Please rewrite the lines of every item below as a numbered list, leaving out any blank lines.

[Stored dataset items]
* * *
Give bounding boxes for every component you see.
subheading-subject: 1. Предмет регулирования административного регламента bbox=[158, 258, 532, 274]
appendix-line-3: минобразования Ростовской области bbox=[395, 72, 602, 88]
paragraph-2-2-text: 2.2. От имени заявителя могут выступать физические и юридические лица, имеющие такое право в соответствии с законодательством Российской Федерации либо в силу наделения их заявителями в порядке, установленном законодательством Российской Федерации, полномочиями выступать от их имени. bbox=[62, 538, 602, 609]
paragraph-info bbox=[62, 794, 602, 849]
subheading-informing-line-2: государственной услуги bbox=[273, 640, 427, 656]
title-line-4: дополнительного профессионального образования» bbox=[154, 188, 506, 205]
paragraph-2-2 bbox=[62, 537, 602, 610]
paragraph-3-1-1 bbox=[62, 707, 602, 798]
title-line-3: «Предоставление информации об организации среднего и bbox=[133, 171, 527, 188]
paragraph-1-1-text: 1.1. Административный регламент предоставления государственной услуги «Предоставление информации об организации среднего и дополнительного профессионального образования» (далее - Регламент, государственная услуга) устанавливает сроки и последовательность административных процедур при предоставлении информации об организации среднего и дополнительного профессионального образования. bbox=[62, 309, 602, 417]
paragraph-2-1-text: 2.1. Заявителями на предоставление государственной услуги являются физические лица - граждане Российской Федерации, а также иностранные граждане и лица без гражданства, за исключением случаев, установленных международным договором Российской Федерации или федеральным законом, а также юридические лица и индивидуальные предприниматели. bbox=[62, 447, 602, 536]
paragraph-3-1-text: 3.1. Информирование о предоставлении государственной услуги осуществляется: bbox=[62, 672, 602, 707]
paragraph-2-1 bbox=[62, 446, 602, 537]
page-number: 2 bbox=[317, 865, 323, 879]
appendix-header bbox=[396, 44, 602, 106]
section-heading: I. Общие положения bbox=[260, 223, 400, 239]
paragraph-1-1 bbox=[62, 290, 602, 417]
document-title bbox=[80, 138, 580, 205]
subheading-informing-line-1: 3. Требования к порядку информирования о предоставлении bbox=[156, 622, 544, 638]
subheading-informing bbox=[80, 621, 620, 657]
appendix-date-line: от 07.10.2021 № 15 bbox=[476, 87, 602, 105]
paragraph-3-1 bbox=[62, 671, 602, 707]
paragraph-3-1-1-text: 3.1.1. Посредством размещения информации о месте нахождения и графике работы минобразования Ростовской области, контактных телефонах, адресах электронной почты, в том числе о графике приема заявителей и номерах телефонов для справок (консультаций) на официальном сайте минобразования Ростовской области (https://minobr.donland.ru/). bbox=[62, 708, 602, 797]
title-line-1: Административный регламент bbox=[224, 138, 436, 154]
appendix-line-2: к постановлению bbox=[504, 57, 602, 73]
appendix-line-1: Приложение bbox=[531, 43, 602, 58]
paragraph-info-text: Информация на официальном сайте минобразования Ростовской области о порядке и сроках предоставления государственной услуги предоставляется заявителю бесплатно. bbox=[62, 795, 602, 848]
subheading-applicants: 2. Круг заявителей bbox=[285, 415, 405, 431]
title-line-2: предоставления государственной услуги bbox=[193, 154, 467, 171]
* * *
> _SOLUTION TO THIS PROBLEM_:
1. Give bounding boxes for every component you see.
2. subheading-subject: 1. Предмет регулирования административного регламента bbox=[158, 258, 532, 274]
3. appendix-line-3: минобразования Ростовской области bbox=[395, 72, 602, 88]
4. paragraph-2-2-text: 2.2. От имени заявителя могут выступать физические и юридические лица, имеющие такое право в соответствии с законодательством Российской Федерации либо в силу наделения их заявителями в порядке, установленном законодательством Российской Федерации, полномочиями выступать от их имени. bbox=[62, 538, 602, 609]
5. paragraph-info bbox=[62, 794, 602, 849]
6. subheading-informing-line-2: государственной услуги bbox=[273, 640, 427, 656]
7. title-line-4: дополнительного профессионального образования» bbox=[154, 188, 506, 205]
8. paragraph-2-2 bbox=[62, 537, 602, 610]
9. paragraph-3-1-1 bbox=[62, 707, 602, 798]
10. title-line-3: «Предоставление информации об организации среднего и bbox=[133, 171, 527, 188]
11. paragraph-1-1-text: 1.1. Административный регламент предоставления государственной услуги «Предоставление информации об организации среднего и дополнительного профессионального образования» (далее - Регламент, государственная услуга) устанавливает сроки и последовательность административных процедур при предоставлении информации об организации среднего и дополнительного профессионального образования. bbox=[62, 309, 602, 417]
12. paragraph-2-1-text: 2.1. Заявителями на предоставление государственной услуги являются физические лица - граждане Российской Федерации, а также иностранные граждане и лица без гражданства, за исключением случаев, установленных международным договором Российской Федерации или федеральным законом, а также юридические лица и индивидуальные предприниматели. bbox=[62, 447, 602, 536]
13. paragraph-3-1-text: 3.1. Информирование о предоставлении государственной услуги осуществляется: bbox=[62, 672, 602, 707]
14. paragraph-2-1 bbox=[62, 446, 602, 537]
15. page-number: 2 bbox=[317, 865, 323, 879]
16. appendix-header bbox=[396, 44, 602, 106]
17. section-heading: I. Общие положения bbox=[260, 223, 400, 239]
18. paragraph-1-1 bbox=[62, 290, 602, 417]
19. document-title bbox=[80, 138, 580, 205]
20. subheading-informing-line-1: 3. Требования к порядку информирования о предоставлении bbox=[156, 622, 544, 638]
21. subheading-informing bbox=[80, 621, 620, 657]
22. appendix-date-line: от 07.10.2021 № 15 bbox=[476, 87, 602, 105]
23. paragraph-3-1 bbox=[62, 671, 602, 707]
24. paragraph-3-1-1-text: 3.1.1. Посредством размещения информации о месте нахождения и графике работы минобразования Ростовской области, контактных телефонах, адресах электронной почты, в том числе о графике приема заявителей и номерах телефонов для справок (консультаций) на официальном сайте минобразования Ростовской области (https://minobr.donland.ru/). bbox=[62, 708, 602, 797]
25. title-line-1: Административный регламент bbox=[224, 138, 436, 154]
26. appendix-line-2: к постановлению bbox=[504, 57, 602, 73]
27. appendix-line-1: Приложение bbox=[531, 43, 602, 58]
28. paragraph-info-text: Информация на официальном сайте минобразования Ростовской области о порядке и сроках предоставления государственной услуги предоставляется заявителю бесплатно. bbox=[62, 795, 602, 848]
29. subheading-applicants: 2. Круг заявителей bbox=[285, 415, 405, 431]
30. title-line-2: предоставления государственной услуги bbox=[193, 154, 467, 171]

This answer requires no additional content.